> [Short task]: Identify each line in the records below that contains the word "this", and copy it.

> [Dataset entries on figures]:
*-*-*

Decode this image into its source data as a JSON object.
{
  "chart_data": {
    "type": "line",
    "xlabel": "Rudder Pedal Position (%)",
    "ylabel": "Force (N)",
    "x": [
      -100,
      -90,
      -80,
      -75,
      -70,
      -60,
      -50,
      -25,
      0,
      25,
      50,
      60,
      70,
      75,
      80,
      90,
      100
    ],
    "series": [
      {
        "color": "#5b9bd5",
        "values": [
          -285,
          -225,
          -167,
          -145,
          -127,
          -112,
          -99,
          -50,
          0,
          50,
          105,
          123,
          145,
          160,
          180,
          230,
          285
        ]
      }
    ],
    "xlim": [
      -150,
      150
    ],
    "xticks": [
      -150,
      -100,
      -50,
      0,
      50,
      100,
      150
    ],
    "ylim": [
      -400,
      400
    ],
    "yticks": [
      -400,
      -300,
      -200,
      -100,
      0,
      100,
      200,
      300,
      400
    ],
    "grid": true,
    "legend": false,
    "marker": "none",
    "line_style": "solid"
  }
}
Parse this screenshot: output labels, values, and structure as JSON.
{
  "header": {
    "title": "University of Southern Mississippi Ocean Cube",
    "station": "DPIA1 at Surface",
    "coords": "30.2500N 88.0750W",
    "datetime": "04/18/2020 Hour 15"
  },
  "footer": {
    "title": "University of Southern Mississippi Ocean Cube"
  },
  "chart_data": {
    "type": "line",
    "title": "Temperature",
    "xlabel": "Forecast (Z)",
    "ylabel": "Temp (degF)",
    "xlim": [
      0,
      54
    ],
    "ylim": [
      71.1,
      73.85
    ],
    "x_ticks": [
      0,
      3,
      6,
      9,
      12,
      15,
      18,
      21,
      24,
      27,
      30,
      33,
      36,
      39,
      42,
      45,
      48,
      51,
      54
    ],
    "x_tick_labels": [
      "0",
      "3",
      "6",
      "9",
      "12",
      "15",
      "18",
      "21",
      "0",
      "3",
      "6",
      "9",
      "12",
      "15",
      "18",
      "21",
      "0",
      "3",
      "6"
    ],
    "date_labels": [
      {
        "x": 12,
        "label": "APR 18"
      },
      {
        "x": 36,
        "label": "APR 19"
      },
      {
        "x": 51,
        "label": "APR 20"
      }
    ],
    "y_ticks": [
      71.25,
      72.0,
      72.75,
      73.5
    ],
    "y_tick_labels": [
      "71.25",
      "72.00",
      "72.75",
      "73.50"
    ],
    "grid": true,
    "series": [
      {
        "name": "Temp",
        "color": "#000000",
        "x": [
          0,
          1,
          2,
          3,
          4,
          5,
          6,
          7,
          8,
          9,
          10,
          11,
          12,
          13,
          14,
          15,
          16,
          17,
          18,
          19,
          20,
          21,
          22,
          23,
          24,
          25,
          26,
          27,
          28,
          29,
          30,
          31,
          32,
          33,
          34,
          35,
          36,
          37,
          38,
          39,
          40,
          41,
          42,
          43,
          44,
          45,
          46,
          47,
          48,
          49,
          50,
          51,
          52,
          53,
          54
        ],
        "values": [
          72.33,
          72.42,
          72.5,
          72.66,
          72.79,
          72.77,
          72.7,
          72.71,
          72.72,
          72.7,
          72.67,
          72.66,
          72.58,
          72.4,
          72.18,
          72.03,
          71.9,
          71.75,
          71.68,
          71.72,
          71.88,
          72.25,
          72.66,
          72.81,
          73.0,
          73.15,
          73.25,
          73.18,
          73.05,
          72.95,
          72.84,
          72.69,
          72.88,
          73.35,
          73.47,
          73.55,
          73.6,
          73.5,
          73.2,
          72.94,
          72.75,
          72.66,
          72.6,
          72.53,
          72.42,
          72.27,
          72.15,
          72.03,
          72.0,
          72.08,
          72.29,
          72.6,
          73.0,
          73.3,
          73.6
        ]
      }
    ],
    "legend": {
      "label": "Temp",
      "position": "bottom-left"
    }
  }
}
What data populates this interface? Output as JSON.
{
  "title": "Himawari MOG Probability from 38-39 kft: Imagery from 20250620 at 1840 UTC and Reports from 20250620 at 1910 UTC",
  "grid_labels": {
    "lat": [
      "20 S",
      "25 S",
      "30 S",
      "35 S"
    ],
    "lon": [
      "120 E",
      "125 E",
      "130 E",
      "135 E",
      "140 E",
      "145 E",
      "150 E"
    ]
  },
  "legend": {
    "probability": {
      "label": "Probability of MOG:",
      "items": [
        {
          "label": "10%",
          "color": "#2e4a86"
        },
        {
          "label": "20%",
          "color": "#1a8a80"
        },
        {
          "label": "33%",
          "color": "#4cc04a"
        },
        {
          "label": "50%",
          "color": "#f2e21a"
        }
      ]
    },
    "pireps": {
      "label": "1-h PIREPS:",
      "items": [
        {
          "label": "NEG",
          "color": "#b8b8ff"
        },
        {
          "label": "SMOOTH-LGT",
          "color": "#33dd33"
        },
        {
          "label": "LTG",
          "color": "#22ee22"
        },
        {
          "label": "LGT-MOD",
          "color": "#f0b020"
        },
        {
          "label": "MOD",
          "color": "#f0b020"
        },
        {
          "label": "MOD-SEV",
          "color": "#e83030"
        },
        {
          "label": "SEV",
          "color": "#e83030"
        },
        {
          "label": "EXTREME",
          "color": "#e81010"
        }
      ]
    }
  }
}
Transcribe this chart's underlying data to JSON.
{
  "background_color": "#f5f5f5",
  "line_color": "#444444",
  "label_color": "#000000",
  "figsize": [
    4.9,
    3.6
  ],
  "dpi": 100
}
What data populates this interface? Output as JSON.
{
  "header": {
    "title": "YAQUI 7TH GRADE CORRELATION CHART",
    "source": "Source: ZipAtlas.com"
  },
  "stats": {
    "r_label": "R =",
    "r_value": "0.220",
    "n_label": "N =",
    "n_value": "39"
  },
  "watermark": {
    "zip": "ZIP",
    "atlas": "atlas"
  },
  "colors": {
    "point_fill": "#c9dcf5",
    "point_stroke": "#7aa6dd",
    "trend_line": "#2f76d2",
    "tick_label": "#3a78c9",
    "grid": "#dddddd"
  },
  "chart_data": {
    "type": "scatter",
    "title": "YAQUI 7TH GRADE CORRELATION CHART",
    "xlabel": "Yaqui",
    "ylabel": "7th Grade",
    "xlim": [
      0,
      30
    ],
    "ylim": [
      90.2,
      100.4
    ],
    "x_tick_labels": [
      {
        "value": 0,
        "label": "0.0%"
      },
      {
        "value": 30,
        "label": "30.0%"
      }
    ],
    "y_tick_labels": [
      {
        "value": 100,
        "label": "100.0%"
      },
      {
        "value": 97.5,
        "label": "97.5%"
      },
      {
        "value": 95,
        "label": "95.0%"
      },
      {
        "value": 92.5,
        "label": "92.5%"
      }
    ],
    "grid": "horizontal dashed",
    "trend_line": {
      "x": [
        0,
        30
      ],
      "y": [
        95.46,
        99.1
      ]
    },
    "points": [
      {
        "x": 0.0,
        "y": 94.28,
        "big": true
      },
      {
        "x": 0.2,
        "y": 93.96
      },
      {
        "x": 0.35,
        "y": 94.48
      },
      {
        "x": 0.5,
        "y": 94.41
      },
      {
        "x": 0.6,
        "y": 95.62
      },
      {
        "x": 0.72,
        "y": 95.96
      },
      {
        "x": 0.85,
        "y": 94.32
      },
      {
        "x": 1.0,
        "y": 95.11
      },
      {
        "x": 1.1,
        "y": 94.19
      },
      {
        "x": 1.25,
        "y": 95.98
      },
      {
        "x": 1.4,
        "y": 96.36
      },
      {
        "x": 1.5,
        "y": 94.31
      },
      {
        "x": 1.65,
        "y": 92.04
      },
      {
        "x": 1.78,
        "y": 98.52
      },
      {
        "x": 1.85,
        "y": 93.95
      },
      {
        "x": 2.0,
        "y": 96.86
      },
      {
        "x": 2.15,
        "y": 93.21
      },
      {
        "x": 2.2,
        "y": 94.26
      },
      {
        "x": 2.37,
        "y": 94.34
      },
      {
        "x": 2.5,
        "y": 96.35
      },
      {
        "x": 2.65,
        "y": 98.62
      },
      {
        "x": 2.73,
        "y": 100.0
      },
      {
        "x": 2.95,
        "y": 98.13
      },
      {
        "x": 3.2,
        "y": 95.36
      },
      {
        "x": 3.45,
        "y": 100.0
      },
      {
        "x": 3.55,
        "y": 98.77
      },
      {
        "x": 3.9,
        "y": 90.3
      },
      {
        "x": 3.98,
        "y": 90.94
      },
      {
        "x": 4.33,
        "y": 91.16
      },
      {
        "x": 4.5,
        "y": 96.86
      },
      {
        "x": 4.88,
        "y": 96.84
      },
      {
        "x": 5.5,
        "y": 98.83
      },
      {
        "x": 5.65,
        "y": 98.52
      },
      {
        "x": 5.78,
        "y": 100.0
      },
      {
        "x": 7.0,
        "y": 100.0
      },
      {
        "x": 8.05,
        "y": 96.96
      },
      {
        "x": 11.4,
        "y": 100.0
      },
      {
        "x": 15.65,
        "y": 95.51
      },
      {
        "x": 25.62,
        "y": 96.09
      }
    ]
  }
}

*-*-*

> [Answer]:
Decode this image into its source data as a JSON object.
Parse this screenshot: output labels, values, and structure as JSON.
What data populates this interface? Output as JSON.
Transcribe this chart's underlying data to JSON.
What data populates this interface? Output as JSON.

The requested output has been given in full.